Dataset items:

(begin)

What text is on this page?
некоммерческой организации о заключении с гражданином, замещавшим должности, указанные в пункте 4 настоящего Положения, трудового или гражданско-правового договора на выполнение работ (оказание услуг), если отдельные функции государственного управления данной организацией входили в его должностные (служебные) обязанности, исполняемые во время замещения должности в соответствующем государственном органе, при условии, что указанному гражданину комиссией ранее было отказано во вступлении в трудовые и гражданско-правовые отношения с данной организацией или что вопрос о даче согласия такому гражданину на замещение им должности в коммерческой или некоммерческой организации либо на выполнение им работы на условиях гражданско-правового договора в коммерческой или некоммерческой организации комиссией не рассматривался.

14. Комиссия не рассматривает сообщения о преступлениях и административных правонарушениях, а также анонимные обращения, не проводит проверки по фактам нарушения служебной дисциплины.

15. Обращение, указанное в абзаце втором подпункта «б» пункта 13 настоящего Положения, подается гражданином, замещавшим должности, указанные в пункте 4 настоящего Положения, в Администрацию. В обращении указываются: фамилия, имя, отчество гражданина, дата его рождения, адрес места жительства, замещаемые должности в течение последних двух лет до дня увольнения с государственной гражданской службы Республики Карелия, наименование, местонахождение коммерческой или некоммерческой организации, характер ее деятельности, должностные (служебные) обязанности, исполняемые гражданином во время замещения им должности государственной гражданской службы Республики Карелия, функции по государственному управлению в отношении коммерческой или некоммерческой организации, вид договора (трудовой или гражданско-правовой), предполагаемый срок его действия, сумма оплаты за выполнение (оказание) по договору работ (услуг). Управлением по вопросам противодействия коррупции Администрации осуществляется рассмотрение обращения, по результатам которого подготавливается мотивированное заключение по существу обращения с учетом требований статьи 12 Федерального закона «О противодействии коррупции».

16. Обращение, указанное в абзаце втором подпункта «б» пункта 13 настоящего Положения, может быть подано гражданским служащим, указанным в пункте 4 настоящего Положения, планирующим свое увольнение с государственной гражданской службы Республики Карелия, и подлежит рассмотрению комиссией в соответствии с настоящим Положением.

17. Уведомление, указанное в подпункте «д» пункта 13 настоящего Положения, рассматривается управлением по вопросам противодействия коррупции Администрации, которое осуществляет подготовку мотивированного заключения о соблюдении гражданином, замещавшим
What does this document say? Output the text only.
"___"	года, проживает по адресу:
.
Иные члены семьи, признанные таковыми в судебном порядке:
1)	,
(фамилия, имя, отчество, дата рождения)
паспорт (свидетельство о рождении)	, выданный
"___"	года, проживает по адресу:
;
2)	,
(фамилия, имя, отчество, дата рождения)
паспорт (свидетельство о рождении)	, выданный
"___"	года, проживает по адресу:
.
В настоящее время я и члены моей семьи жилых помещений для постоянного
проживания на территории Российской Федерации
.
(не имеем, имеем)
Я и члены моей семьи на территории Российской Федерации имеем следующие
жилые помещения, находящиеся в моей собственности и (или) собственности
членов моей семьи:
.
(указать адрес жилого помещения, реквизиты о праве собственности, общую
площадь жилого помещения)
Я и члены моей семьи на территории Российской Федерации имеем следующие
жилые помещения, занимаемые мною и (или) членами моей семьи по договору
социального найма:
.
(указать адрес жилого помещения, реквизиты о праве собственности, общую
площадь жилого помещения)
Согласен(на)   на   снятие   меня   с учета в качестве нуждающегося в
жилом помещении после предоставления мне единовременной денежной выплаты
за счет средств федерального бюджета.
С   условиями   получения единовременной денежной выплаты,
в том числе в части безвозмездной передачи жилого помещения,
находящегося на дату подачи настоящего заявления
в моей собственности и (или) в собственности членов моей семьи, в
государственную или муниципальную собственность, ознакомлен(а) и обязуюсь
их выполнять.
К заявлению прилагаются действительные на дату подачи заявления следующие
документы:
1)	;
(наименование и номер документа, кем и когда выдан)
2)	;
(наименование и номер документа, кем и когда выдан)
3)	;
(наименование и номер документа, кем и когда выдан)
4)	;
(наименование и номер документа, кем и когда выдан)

(end)

▶ WHAT IS NEEDED
Nothing should be left out: repeat all of the data exactly.

▶ ANSWER TO THIS PROBLEM
What text is on this page?
некоммерческой организации о заключении с гражданином, замещавшим должности, указанные в пункте 4 настоящего Положения, трудового или гражданско-правового договора на выполнение работ (оказание услуг), если отдельные функции государственного управления данной организацией входили в его должностные (служебные) обязанности, исполняемые во время замещения должности в соответствующем государственном органе, при условии, что указанному гражданину комиссией ранее было отказано во вступлении в трудовые и гражданско-правовые отношения с данной организацией или что вопрос о даче согласия такому гражданину на замещение им должности в коммерческой или некоммерческой организации либо на выполнение им работы на условиях гражданско-правового договора в коммерческой или некоммерческой организации комиссией не рассматривался.

14. Комиссия не рассматривает сообщения о преступлениях и административных правонарушениях, а также анонимные обращения, не проводит проверки по фактам нарушения служебной дисциплины.

15. Обращение, указанное в абзаце втором подпункта «б» пункта 13 настоящего Положения, подается гражданином, замещавшим должности, указанные в пункте 4 настоящего Положения, в Администрацию. В обращении указываются: фамилия, имя, отчество гражданина, дата его рождения, адрес места жительства, замещаемые должности в течение последних двух лет до дня увольнения с государственной гражданской службы Республики Карелия, наименование, местонахождение коммерческой или некоммерческой организации, характер ее деятельности, должностные (служебные) обязанности, исполняемые гражданином во время замещения им должности государственной гражданской службы Республики Карелия, функции по государственному управлению в отношении коммерческой или некоммерческой организации, вид договора (трудовой или гражданско-правовой), предполагаемый срок его действия, сумма оплаты за выполнение (оказание) по договору работ (услуг). Управлением по вопросам противодействия коррупции Администрации осуществляется рассмотрение обращения, по результатам которого подготавливается мотивированное заключение по существу обращения с учетом требований статьи 12 Федерального закона «О противодействии коррупции».

16. Обращение, указанное в абзаце втором подпункта «б» пункта 13 настоящего Положения, может быть подано гражданским служащим, указанным в пункте 4 настоящего Положения, планирующим свое увольнение с государственной гражданской службы Республики Карелия, и подлежит рассмотрению комиссией в соответствии с настоящим Положением.

17. Уведомление, указанное в подпункте «д» пункта 13 настоящего Положения, рассматривается управлением по вопросам противодействия коррупции Администрации, которое осуществляет подготовку мотивированного заключения о соблюдении гражданином, замещавшим
What does this document say? Output the text only.
"___"	года, проживает по адресу:
.
Иные члены семьи, признанные таковыми в судебном порядке:
1)	,
(фамилия, имя, отчество, дата рождения)
паспорт (свидетельство о рождении)	, выданный
"___"	года, проживает по адресу:
;
2)	,
(фамилия, имя, отчество, дата рождения)
паспорт (свидетельство о рождении)	, выданный
"___"	года, проживает по адресу:
.
В настоящее время я и члены моей семьи жилых помещений для постоянного
проживания на территории Российской Федерации
.
(не имеем, имеем)
Я и члены моей семьи на территории Российской Федерации имеем следующие
жилые помещения, находящиеся в моей собственности и (или) собственности
членов моей семьи:
.
(указать адрес жилого помещения, реквизиты о праве собственности, общую
площадь жилого помещения)
Я и члены моей семьи на территории Российской Федерации имеем следующие
жилые помещения, занимаемые мною и (или) членами моей семьи по договору
социального найма:
.
(указать адрес жилого помещения, реквизиты о праве собственности, общую
площадь жилого помещения)
Согласен(на)   на   снятие   меня   с учета в качестве нуждающегося в
жилом помещении после предоставления мне единовременной денежной выплаты
за счет средств федерального бюджета.
С   условиями   получения единовременной денежной выплаты,
в том числе в части безвозмездной передачи жилого помещения,
находящегося на дату подачи настоящего заявления
в моей собственности и (или) в собственности членов моей семьи, в
государственную или муниципальную собственность, ознакомлен(а) и обязуюсь
их выполнять.
К заявлению прилагаются действительные на дату подачи заявления следующие
документы:
1)	;
(наименование и номер документа, кем и когда выдан)
2)	;
(наименование и номер документа, кем и когда выдан)
3)	;
(наименование и номер документа, кем и когда выдан)
4)	;
(наименование и номер документа, кем и когда выдан)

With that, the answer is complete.